* **SET TASK**: In the records below, convert the stretch from the line containing "heatmap-cell <box>209 824 358 971</box>" through the line containing "colorbar-tick-label: 0.000 <box>588" into a JSON list of strings, one string per line, with blank lines omitted and nothing outside that stretch.

* **DATASET CONTENT**:
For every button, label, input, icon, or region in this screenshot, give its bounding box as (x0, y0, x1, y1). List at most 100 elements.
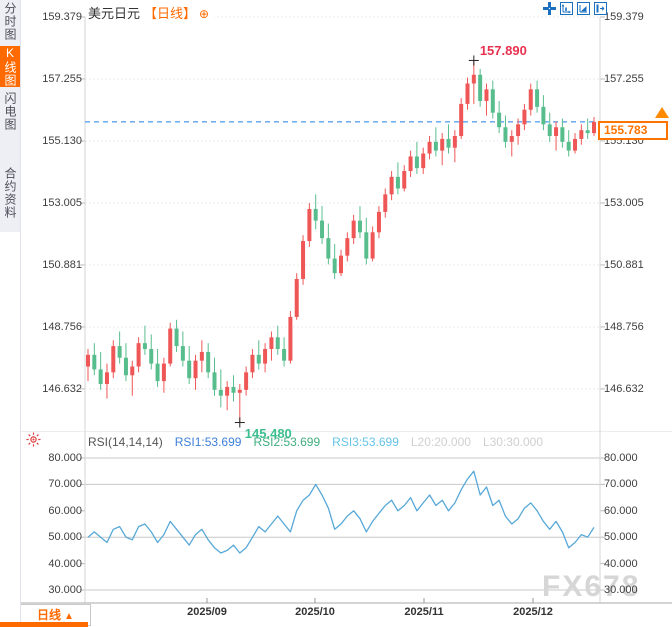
sidebar-item-lightning-chart[interactable]: 闪电图 (3, 92, 17, 131)
candle-body (123, 357, 128, 376)
rsi2-value: RSI2:53.699 (253, 435, 321, 449)
current-price-box: 155.783 (598, 121, 668, 140)
candle-body (490, 89, 495, 113)
candle-body (244, 372, 249, 390)
candle-body (199, 351, 204, 361)
candle-body (86, 354, 90, 367)
candle-body (294, 278, 299, 317)
candle-body (465, 83, 470, 104)
candle-body (528, 89, 533, 110)
candle-body (585, 130, 590, 134)
candle-body (250, 354, 255, 373)
candle-body (509, 136, 514, 142)
price-axis-label-right: 148.756 (604, 320, 644, 333)
candle-body (168, 328, 173, 364)
candle-body (579, 130, 584, 139)
rsi-line (87, 470, 595, 554)
candle-body (136, 343, 141, 367)
rsi-axis-label-left: 70.000 (48, 478, 82, 491)
candle-body (212, 372, 217, 390)
candle-body (111, 346, 116, 373)
rsi-axis-label-right: 50.000 (604, 531, 638, 544)
price-axis-label-right: 159.379 (604, 11, 644, 23)
price-axis-label-right: 153.005 (604, 196, 644, 209)
candle-body (193, 360, 198, 379)
candle-body (98, 369, 103, 385)
candle-body (516, 124, 521, 137)
candle-body (155, 363, 160, 382)
candle-body (452, 136, 457, 148)
exit-icon[interactable] (594, 2, 607, 15)
candle-body (433, 141, 438, 151)
candle-body (573, 138, 578, 151)
symbol-title: 美元日元 (88, 6, 141, 21)
high-price-label: 157.890 (479, 43, 527, 59)
candle-body (554, 127, 559, 137)
candle-body (225, 386, 230, 396)
candle-body (471, 74, 476, 84)
candle-body (218, 389, 223, 396)
pan-icon[interactable] (543, 2, 556, 15)
candle-body (104, 372, 109, 385)
rsi-title: RSI(14,14,14) (88, 435, 163, 449)
candle-body (414, 156, 419, 169)
low-price-label: 145.480 (244, 425, 292, 441)
candle-body (269, 337, 274, 350)
candle-body (357, 220, 362, 233)
chart-header: 美元日元 【日线】 ⊕ (88, 3, 215, 22)
price-axis-label-left: 150.881 (42, 258, 82, 271)
date-axis-label: 2025/10 (295, 606, 335, 618)
rsi-axis-label-left: 50.000 (48, 531, 82, 544)
candle-body (320, 220, 325, 239)
candle-body (313, 208, 318, 221)
candle-body (541, 106, 546, 125)
price-axis-label-right: 157.255 (604, 72, 644, 85)
candle-body (566, 141, 571, 151)
price-axis-label-left: 157.255 (42, 72, 82, 85)
l30-value: L30:30.000 (482, 435, 543, 449)
period-tag: 【日线】 (144, 6, 197, 21)
candle-body (535, 89, 540, 107)
zoom-out-icon[interactable] (577, 2, 590, 15)
sidebar-item-contract-info[interactable]: 合约资料 (3, 167, 17, 219)
candle-body (592, 121, 596, 134)
rsi-axis-label-right: 30.000 (604, 584, 638, 596)
candle-body (174, 328, 179, 347)
candle-body (180, 346, 185, 361)
candle-body (427, 141, 432, 154)
candle-body (301, 241, 306, 279)
price-axis-label-right: 150.881 (604, 258, 644, 271)
rsi-axis-label-left: 80.000 (48, 452, 82, 464)
candle-body (345, 238, 350, 256)
candle-body (421, 153, 426, 169)
candle-body (446, 138, 451, 148)
candle-body (326, 238, 331, 259)
date-axis-label: 2025/12 (513, 606, 553, 618)
rsi-axis-label-right: 60.000 (604, 504, 638, 517)
candle-body (402, 171, 407, 189)
candle-body (263, 349, 268, 364)
candle-body (142, 343, 147, 350)
candle-body (408, 156, 413, 172)
candle-body (395, 176, 400, 189)
candle-body (383, 194, 388, 212)
rsi-header: RSI(14,14,14) RSI1:53.699 RSI2:53.699 RSI3:… (88, 435, 555, 449)
period-label: 日线 (37, 608, 62, 622)
candle-body (288, 316, 293, 361)
indicator-flash-icon[interactable] (26, 432, 41, 447)
rsi-axis-label-right: 40.000 (604, 557, 638, 570)
add-indicator-icon[interactable]: ⊕ (199, 7, 210, 21)
candle-body (376, 211, 381, 233)
sidebar: 分时图 K线图 闪电图 合约资料 (0, 0, 21, 627)
price-axis-label-right: 146.632 (604, 382, 644, 395)
bottom-accent-bar (0, 622, 88, 627)
candle-body (117, 346, 122, 358)
candle-body (231, 386, 236, 393)
sidebar-item-kline-chart[interactable]: K线图 (0, 46, 20, 87)
candle-body (497, 112, 502, 128)
sidebar-item-minute-chart[interactable]: 分时图 (3, 2, 17, 41)
sidebar-tabs: 分时图 K线图 闪电图 合约资料 (0, 0, 20, 232)
zoom-in-icon[interactable] (560, 2, 573, 15)
price-axis-label-left: 155.130 (42, 134, 82, 147)
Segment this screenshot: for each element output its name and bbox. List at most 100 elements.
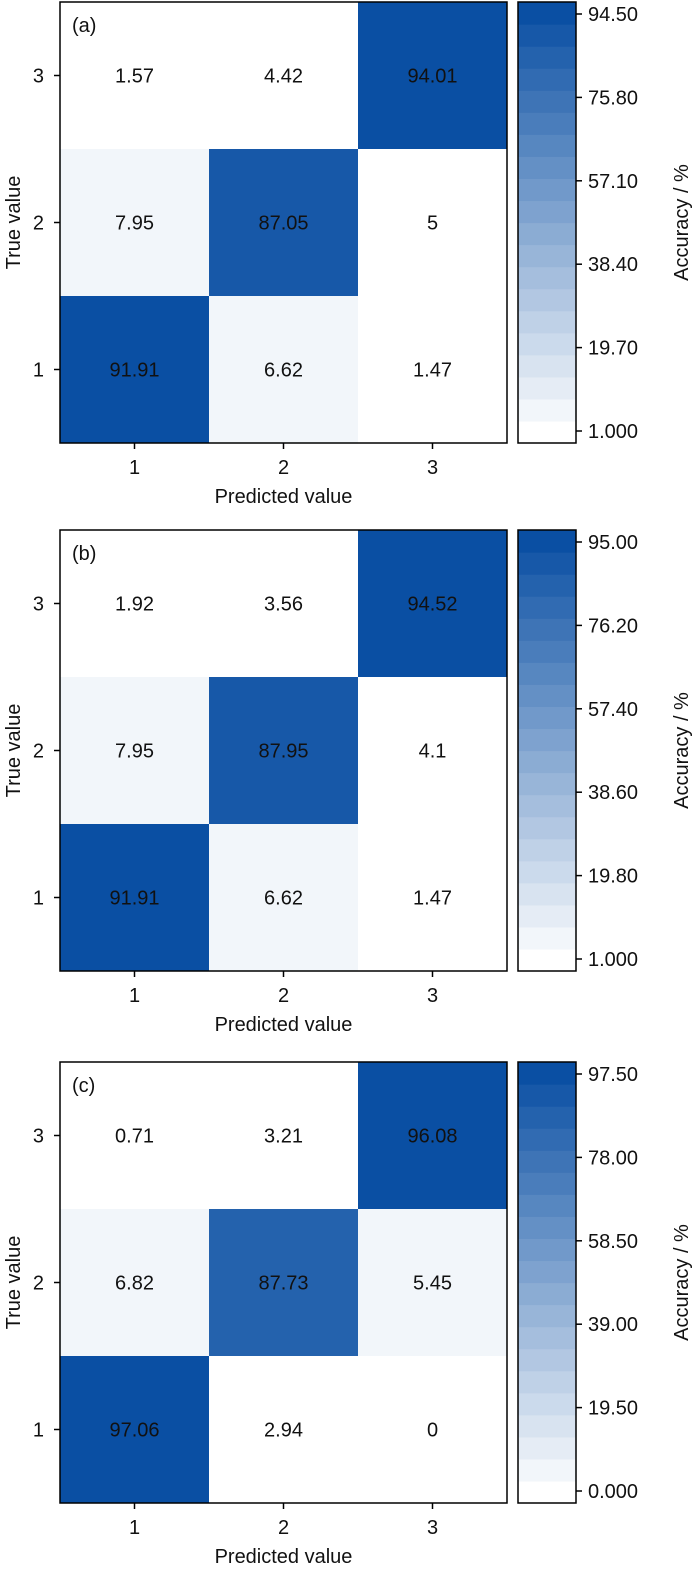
heatmap-cell <box>209 824 358 971</box>
colorbar-tick-label: 1.000 <box>588 421 638 443</box>
x-tick-label: 3 <box>427 457 438 479</box>
colorbar-band <box>518 1458 576 1482</box>
cell-value-label: 3.21 <box>264 1126 303 1148</box>
confusion-matrix-panel-c: 0.71 3.21 96.08 6.82 87.73 5.45 97.06 2.94 0 (c) 3… <box>0 1060 700 1575</box>
y-axis-label: True value <box>3 704 25 798</box>
colorbar-band <box>518 750 576 774</box>
colorbar-frame <box>517 529 577 972</box>
heatmap-cell <box>209 1356 358 1503</box>
heatmap-cell <box>358 1356 507 1503</box>
heatmap-cell <box>209 1209 358 1356</box>
heatmap-cell <box>60 296 209 443</box>
cell-value-label: 6.62 <box>264 888 303 910</box>
colorbar-band <box>518 640 576 663</box>
colorbar-band <box>518 24 576 47</box>
colorbar-band <box>518 222 576 246</box>
colorbar-tick-label: 0.000 <box>588 1481 638 1503</box>
cell-value-label: 7.95 <box>115 213 154 235</box>
heatmap-cell <box>60 677 209 824</box>
cell-value-label: 96.08 <box>407 1126 457 1148</box>
colorbar-band <box>518 772 576 796</box>
colorbar-band <box>518 244 576 268</box>
cell-value-label: 87.95 <box>258 741 308 763</box>
colorbar-band <box>518 354 576 378</box>
colorbar-band <box>518 904 576 928</box>
colorbar-tick-label: 58.50 <box>588 1231 638 1253</box>
cell-value-label: 91.91 <box>109 888 159 910</box>
colorbar-band <box>518 838 576 862</box>
x-tick-label: 1 <box>129 985 140 1007</box>
cell-value-label: 91.91 <box>109 360 159 382</box>
colorbar-band <box>518 816 576 840</box>
panel-label: (a) <box>72 15 96 37</box>
colorbar-band <box>518 90 576 113</box>
colorbar-tick-label: 38.60 <box>588 782 638 804</box>
x-tick-label: 1 <box>129 457 140 479</box>
y-tick-label: 3 <box>33 1126 44 1148</box>
cell-value-label: 87.73 <box>258 1273 308 1295</box>
colorbar-band <box>518 1370 576 1394</box>
colorbar-band <box>518 1194 576 1217</box>
colorbar-band <box>518 1062 576 1085</box>
colorbar-band <box>518 1084 576 1107</box>
colorbar-tick-label: 1.000 <box>588 949 638 971</box>
heatmap-cell <box>60 1356 209 1503</box>
x-axis-label: Predicted value <box>215 1014 353 1036</box>
colorbar-band <box>518 156 576 179</box>
colorbar-band <box>518 376 576 400</box>
colorbar-band <box>518 926 576 950</box>
heatmap-cell <box>60 824 209 971</box>
y-tick-label: 1 <box>33 888 44 910</box>
heatmap-cell <box>209 530 358 677</box>
colorbar-band <box>518 2 576 25</box>
heatmap-cell <box>209 149 358 296</box>
colorbar-band <box>518 882 576 906</box>
heatmap-cell <box>358 824 507 971</box>
y-axis-label: True value <box>3 1236 25 1330</box>
cell-value-label: 4.42 <box>264 66 303 88</box>
cell-value-label: 3.56 <box>264 594 303 616</box>
colorbar-tick-label: 76.20 <box>588 615 638 637</box>
x-tick-label: 2 <box>278 1517 289 1539</box>
cell-value-label: 6.82 <box>115 1273 154 1295</box>
heatmap-cell <box>358 1209 507 1356</box>
colorbar-band <box>518 1392 576 1416</box>
heatmap-cell <box>60 1062 209 1209</box>
heatmap-svg: 0.71 3.21 96.08 6.82 87.73 5.45 97.06 2.94 0 (c) 3… <box>3 1061 693 1568</box>
heatmap-cell <box>60 2 209 149</box>
colorbar-band <box>518 728 576 752</box>
colorbar-tick-label: 39.00 <box>588 1314 638 1336</box>
colorbar-band <box>518 618 576 641</box>
cell-value-label: 4.1 <box>419 741 447 763</box>
colorbar-label: Accuracy / % <box>671 164 693 281</box>
heatmap-cell <box>358 2 507 149</box>
y-tick-label: 2 <box>33 213 44 235</box>
y-tick-label: 1 <box>33 360 44 382</box>
colorbar-band <box>518 1216 576 1239</box>
x-tick-label: 3 <box>427 985 438 1007</box>
heatmap-cell <box>209 1062 358 1209</box>
heatmap-cell <box>358 149 507 296</box>
colorbar-tick-label: 19.80 <box>588 866 638 888</box>
x-tick-label: 2 <box>278 457 289 479</box>
heatmap-cell <box>209 677 358 824</box>
colorbar-band <box>518 68 576 91</box>
heatmap-cell <box>209 296 358 443</box>
colorbar-frame <box>517 1061 577 1504</box>
cell-value-label: 1.47 <box>413 888 452 910</box>
colorbar-band <box>518 1348 576 1372</box>
y-tick-label: 1 <box>33 1420 44 1442</box>
panel-label: (c) <box>72 1075 95 1097</box>
colorbar-band <box>518 1436 576 1460</box>
cell-value-label: 94.52 <box>407 594 457 616</box>
y-axis-label: True value <box>3 176 25 270</box>
colorbar-band <box>518 1150 576 1173</box>
cell-value-label: 5 <box>427 213 438 235</box>
x-axis-label: Predicted value <box>215 1546 353 1568</box>
colorbar-band <box>518 948 576 972</box>
colorbar-band <box>518 112 576 135</box>
colorbar-band <box>518 860 576 884</box>
cell-value-label: 1.57 <box>115 66 154 88</box>
heatmap-cell <box>358 677 507 824</box>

* **REPLY TO THE TASK**:
[
  "heatmap-cell <box>209 824 358 971</box>",
  "colorbar-tick-label: 1.000 <box>588 421 638 443</box>",
  "x-tick-label: 3 <box>427 457 438 479</box>",
  "colorbar-band <box>518 1458 576 1482</box>",
  "cell-value-label: 3.21 <box>264 1126 303 1148</box>",
  "confusion-matrix-panel-c: 0.71 3.21 96.08 6.82 87.73 5.45 97.06 2.94 0 (c) 3… <box>0 1060 700 1575</box>",
  "y-axis-label: True value <box>3 704 25 798</box>",
  "colorbar-band <box>518 750 576 774</box>",
  "colorbar-frame <box>517 529 577 972</box>",
  "heatmap-cell <box>209 1356 358 1503</box>",
  "heatmap-cell <box>358 1356 507 1503</box>",
  "heatmap-cell <box>209 1209 358 1356</box>",
  "heatmap-cell <box>60 296 209 443</box>",
  "cell-value-label: 6.62 <box>264 888 303 910</box>",
  "colorbar-band <box>518 640 576 663</box>",
  "colorbar-band <box>518 24 576 47</box>",
  "colorbar-band <box>518 222 576 246</box>",
  "colorbar-tick-label: 0.000 <box>588 1481 638 1503</box>"
]